--- STORED RECORDS ---

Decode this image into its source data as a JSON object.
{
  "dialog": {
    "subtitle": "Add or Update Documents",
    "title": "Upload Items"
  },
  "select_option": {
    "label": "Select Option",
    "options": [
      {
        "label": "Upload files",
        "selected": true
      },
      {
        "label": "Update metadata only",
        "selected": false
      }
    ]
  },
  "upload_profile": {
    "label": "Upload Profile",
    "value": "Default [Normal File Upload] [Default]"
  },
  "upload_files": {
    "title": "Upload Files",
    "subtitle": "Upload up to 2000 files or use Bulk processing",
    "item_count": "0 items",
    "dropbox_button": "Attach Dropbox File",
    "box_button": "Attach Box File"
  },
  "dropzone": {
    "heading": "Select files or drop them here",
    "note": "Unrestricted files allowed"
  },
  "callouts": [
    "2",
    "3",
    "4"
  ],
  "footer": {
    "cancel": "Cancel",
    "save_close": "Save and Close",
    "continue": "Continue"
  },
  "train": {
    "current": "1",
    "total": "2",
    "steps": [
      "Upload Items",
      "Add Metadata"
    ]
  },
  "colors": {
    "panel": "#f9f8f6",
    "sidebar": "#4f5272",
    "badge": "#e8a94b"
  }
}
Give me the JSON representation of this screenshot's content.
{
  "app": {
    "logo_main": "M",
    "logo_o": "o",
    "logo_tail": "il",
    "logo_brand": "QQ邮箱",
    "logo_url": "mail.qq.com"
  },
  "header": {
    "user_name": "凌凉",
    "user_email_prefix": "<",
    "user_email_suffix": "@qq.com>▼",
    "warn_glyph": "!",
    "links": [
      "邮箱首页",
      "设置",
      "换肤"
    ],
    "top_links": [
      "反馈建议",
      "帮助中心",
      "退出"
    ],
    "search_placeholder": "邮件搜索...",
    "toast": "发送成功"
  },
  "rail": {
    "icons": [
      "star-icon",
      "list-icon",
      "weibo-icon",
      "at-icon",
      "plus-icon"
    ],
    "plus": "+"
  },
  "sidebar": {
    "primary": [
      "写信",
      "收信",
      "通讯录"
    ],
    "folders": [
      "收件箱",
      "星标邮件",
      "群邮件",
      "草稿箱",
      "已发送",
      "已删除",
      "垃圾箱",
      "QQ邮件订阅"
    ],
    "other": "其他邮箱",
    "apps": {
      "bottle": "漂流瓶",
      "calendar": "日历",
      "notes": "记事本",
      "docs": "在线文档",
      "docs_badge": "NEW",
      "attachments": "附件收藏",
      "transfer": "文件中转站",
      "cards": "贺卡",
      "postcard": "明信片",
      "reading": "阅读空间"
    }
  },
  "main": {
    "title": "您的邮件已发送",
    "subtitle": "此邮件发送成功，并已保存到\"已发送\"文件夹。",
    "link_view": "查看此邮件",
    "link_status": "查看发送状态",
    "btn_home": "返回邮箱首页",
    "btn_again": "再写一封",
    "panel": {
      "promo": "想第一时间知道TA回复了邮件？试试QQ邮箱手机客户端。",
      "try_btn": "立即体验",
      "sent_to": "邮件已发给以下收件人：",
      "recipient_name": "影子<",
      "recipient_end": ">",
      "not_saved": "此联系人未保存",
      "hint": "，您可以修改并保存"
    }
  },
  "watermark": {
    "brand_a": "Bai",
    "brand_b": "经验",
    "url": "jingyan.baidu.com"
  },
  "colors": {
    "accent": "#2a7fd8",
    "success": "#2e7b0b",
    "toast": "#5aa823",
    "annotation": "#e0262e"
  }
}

---

▶ _GIVEN REQUEST_
Select all lines with the word "JSON" from the entries above.

▶ _ANSWER BELOW_
Decode this image into its source data as a JSON object.
Give me the JSON representation of this screenshot's content.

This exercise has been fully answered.